## [Material to process]

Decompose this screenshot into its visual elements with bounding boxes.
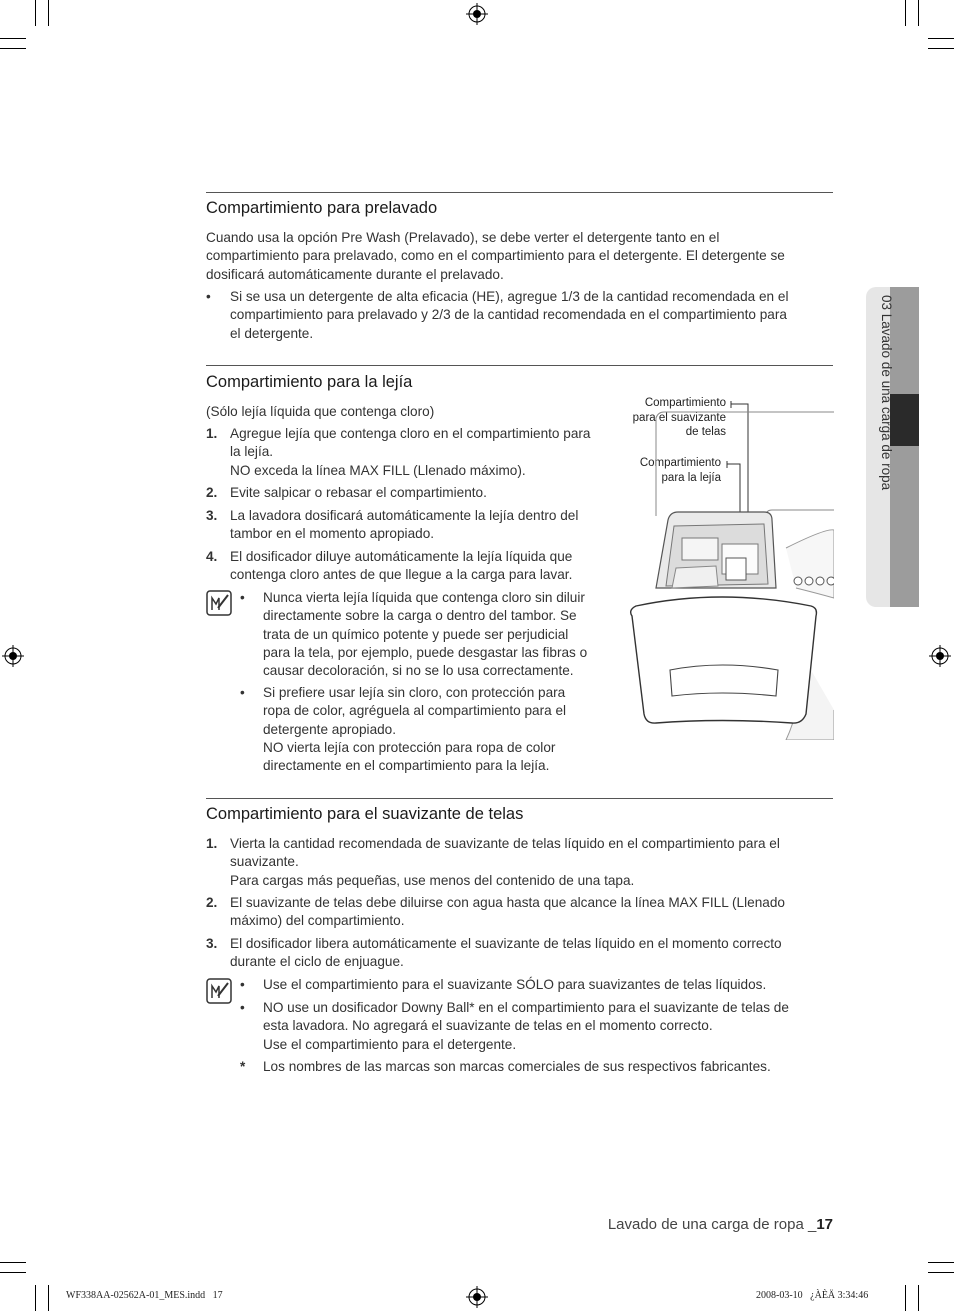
softener-step: Vierta la cantidad recomendada de suavizante de telas líquido en el compartimiento para el suavizante. Para cargas más pequeñas, use menos del contenido de una tapa. (230, 836, 780, 888)
bullet-marker: • (240, 590, 245, 605)
prewash-bullet: Si se usa un detergente de alta eficacia (HE), agregue 1/3 de la cantidad recomendada en el compartimiento para prelavado y 2/3 de la cantidad recomendada en el compartimiento para el detergente. (230, 289, 789, 341)
side-tab-dark-block (890, 394, 919, 446)
section-heading-bleach: Compartimiento para la lejía (206, 373, 413, 391)
registration-mark-icon (466, 1286, 488, 1308)
footnote: Los nombres de las marcas son marcas comerciales de sus respectivos fabricantes. (263, 1059, 771, 1074)
bullet-marker: • (206, 289, 211, 304)
bullet-marker: • (240, 685, 245, 700)
section-divider (206, 365, 833, 366)
bleach-note: Si prefiere usar lejía sin cloro, con protección para ropa de color, agréguela al compartimiento para el detergente apropiado. NO vierta lejía con protección para ropa de color directamente en el compartimiento para la lejía. (263, 685, 567, 774)
softener-note: NO use un dosificador Downy Ball* en el compartimiento para el suavizante de telas de esta lavadora. No agregará el suavizante de telas en el momento correcto. Use el compartimiento para el detergente. (263, 1000, 789, 1052)
softener-step: El suavizante de telas debe diluirse con agua hasta que alcance la línea MAX FILL (Llenado máximo) del compartimiento. (230, 895, 785, 929)
registration-mark-icon (2, 645, 24, 667)
bleach-step: Evite salpicar o rebasar el compartimiento. (230, 485, 487, 500)
bleach-note: Nunca vierta lejía líquida que contenga cloro sin diluir directamente sobre la carga o dentro del tambor. Se trata de un químico potente y puede ser perjudicial para la tela, por ejemplo, puede desgastar las fibras o causar decoloración, si no se lo usa correctamente. (263, 590, 588, 679)
section-divider (206, 798, 833, 799)
bleach-step: El dosificador diluye automáticamente la lejía líquida que contenga cloro antes de que llegue a la carga para lavar. (230, 549, 573, 583)
step-number: 3. (206, 508, 218, 523)
section-heading-softener: Compartimiento para el suavizante de telas (206, 805, 524, 823)
running-title: Lavado de una carga de ropa _ (607, 1216, 817, 1233)
timestamp: 2008-03-10 ¿ÀÈÄ 3:34:46 (756, 1290, 869, 1301)
footnote-marker: * (240, 1059, 246, 1074)
bullet-marker: • (240, 977, 245, 992)
section-divider (206, 192, 833, 193)
bleach-step: Agregue lejía que contenga cloro en el compartimiento para la lejía. NO exceda la línea MAX FILL (Llenado máximo). (230, 426, 591, 478)
figure-label-softener: Compartimiento para el suavizante de telas (632, 397, 726, 438)
prewash-paragraph: Cuando usa la opción Pre Wash (Prelavado), se debe verter el detergente tanto en el compartimiento para prelavado, como en el compartimiento para el detergente. El detergente se dosificará automáticamente durante el prelavado. (206, 230, 785, 282)
step-number: 2. (206, 485, 218, 500)
page-number: 17 (816, 1216, 833, 1233)
figure-label-bleach: Compartimiento para la lejía (639, 457, 721, 484)
softener-note: Use el compartimiento para el suavizante SÓLO para suavizantes de telas líquidos. (263, 977, 767, 992)
step-number: 1. (206, 836, 218, 851)
bullet-marker: • (240, 1000, 245, 1015)
note-icon (206, 590, 232, 616)
step-number: 4. (206, 549, 218, 564)
bleach-step: La lavadora dosificará automáticamente la lejía dentro del tambor en el momento apropiado. (230, 508, 579, 542)
side-tab-gray-block (890, 287, 919, 607)
dispenser-drawer-illustration (626, 398, 834, 740)
side-tab-label: 03 Lavado de una carga de ropa (879, 295, 894, 491)
registration-mark-icon (466, 3, 488, 25)
step-number: 3. (206, 936, 218, 951)
softener-step: El dosificador libera automáticamente el suavizante de telas líquido en el momento correcto durante el ciclo de enjuague. (230, 936, 782, 970)
step-number: 1. (206, 426, 218, 441)
running-footer (500, 1216, 833, 1233)
step-number: 2. (206, 895, 218, 910)
file-info: WF338AA-02562A-01_MES.indd 17 (66, 1290, 223, 1301)
note-icon (206, 978, 232, 1004)
registration-mark-icon (929, 645, 951, 667)
section-heading-prewash: Compartimiento para prelavado (206, 199, 438, 217)
bleach-intro: (Sólo lejía líquida que contenga cloro) (206, 404, 435, 419)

## [Exercise objective]
Reproduce all of the data above line for line and character for character, leaving out the pictures.

## [The answer]
Decompose this screenshot into its visual elements with bounding boxes.
softener-step: Vierta la cantidad recomendada de suavizante de telas líquido en el compartimiento para el suavizante. Para cargas más pequeñas, use menos del contenido de una tapa. (230, 836, 780, 888)
bullet-marker: • (240, 590, 245, 605)
prewash-bullet: Si se usa un detergente de alta eficacia (HE), agregue 1/3 de la cantidad recomendada en el compartimiento para prelavado y 2/3 de la cantidad recomendada en el compartimiento para el detergente. (230, 289, 789, 341)
side-tab-dark-block (890, 394, 919, 446)
section-heading-bleach: Compartimiento para la lejía (206, 373, 413, 391)
registration-mark-icon (466, 1286, 488, 1308)
footnote: Los nombres de las marcas son marcas comerciales de sus respectivos fabricantes. (263, 1059, 771, 1074)
bullet-marker: • (206, 289, 211, 304)
bullet-marker: • (240, 685, 245, 700)
section-divider (206, 365, 833, 366)
bleach-note: Si prefiere usar lejía sin cloro, con protección para ropa de color, agréguela al compartimiento para el detergente apropiado. NO vierta lejía con protección para ropa de color directamente en el compartimiento para la lejía. (263, 685, 567, 774)
softener-note: NO use un dosificador Downy Ball* en el compartimiento para el suavizante de telas de esta lavadora. No agregará el suavizante de telas en el momento correcto. Use el compartimiento para el detergente. (263, 1000, 789, 1052)
softener-step: El suavizante de telas debe diluirse con agua hasta que alcance la línea MAX FILL (Llenado máximo) del compartimiento. (230, 895, 785, 929)
registration-mark-icon (2, 645, 24, 667)
bleach-step: Evite salpicar o rebasar el compartimiento. (230, 485, 487, 500)
bleach-note: Nunca vierta lejía líquida que contenga cloro sin diluir directamente sobre la carga o dentro del tambor. Se trata de un químico potente y puede ser perjudicial para la tela, por ejemplo, puede desgastar las fibras o causar decoloración, si no se lo usa correctamente. (263, 590, 588, 679)
section-divider (206, 798, 833, 799)
bleach-step: El dosificador diluye automáticamente la lejía líquida que contenga cloro antes de que llegue a la carga para lavar. (230, 549, 573, 583)
step-number: 3. (206, 508, 218, 523)
section-heading-softener: Compartimiento para el suavizante de telas (206, 805, 524, 823)
running-title: Lavado de una carga de ropa _ (607, 1216, 817, 1233)
timestamp: 2008-03-10 ¿ÀÈÄ 3:34:46 (756, 1290, 869, 1301)
footnote-marker: * (240, 1059, 246, 1074)
bullet-marker: • (240, 977, 245, 992)
section-divider (206, 192, 833, 193)
bleach-step: Agregue lejía que contenga cloro en el compartimiento para la lejía. NO exceda la línea MAX FILL (Llenado máximo). (230, 426, 591, 478)
figure-label-softener: Compartimiento para el suavizante de telas (632, 397, 726, 438)
prewash-paragraph: Cuando usa la opción Pre Wash (Prelavado), se debe verter el detergente tanto en el compartimiento para prelavado, como en el compartimiento para el detergente. El detergente se dosificará automáticamente durante el prelavado. (206, 230, 785, 282)
step-number: 2. (206, 485, 218, 500)
page-number: 17 (816, 1216, 833, 1233)
figure-label-bleach: Compartimiento para la lejía (639, 457, 721, 484)
softener-note: Use el compartimiento para el suavizante SÓLO para suavizantes de telas líquidos. (263, 977, 767, 992)
step-number: 1. (206, 836, 218, 851)
bullet-marker: • (240, 1000, 245, 1015)
note-icon (206, 590, 232, 616)
step-number: 4. (206, 549, 218, 564)
bleach-step: La lavadora dosificará automáticamente la lejía dentro del tambor en el momento apropiado. (230, 508, 579, 542)
side-tab-gray-block (890, 287, 919, 607)
dispenser-drawer-illustration (626, 398, 834, 740)
side-tab-label: 03 Lavado de una carga de ropa (879, 295, 894, 491)
registration-mark-icon (466, 3, 488, 25)
step-number: 3. (206, 936, 218, 951)
softener-step: El dosificador libera automáticamente el suavizante de telas líquido en el momento correcto durante el ciclo de enjuague. (230, 936, 782, 970)
step-number: 1. (206, 426, 218, 441)
running-footer (500, 1216, 833, 1233)
step-number: 2. (206, 895, 218, 910)
file-info: WF338AA-02562A-01_MES.indd 17 (66, 1290, 223, 1301)
note-icon (206, 978, 232, 1004)
registration-mark-icon (929, 645, 951, 667)
section-heading-prewash: Compartimiento para prelavado (206, 199, 438, 217)
bleach-intro: (Sólo lejía líquida que contenga cloro) (206, 404, 435, 419)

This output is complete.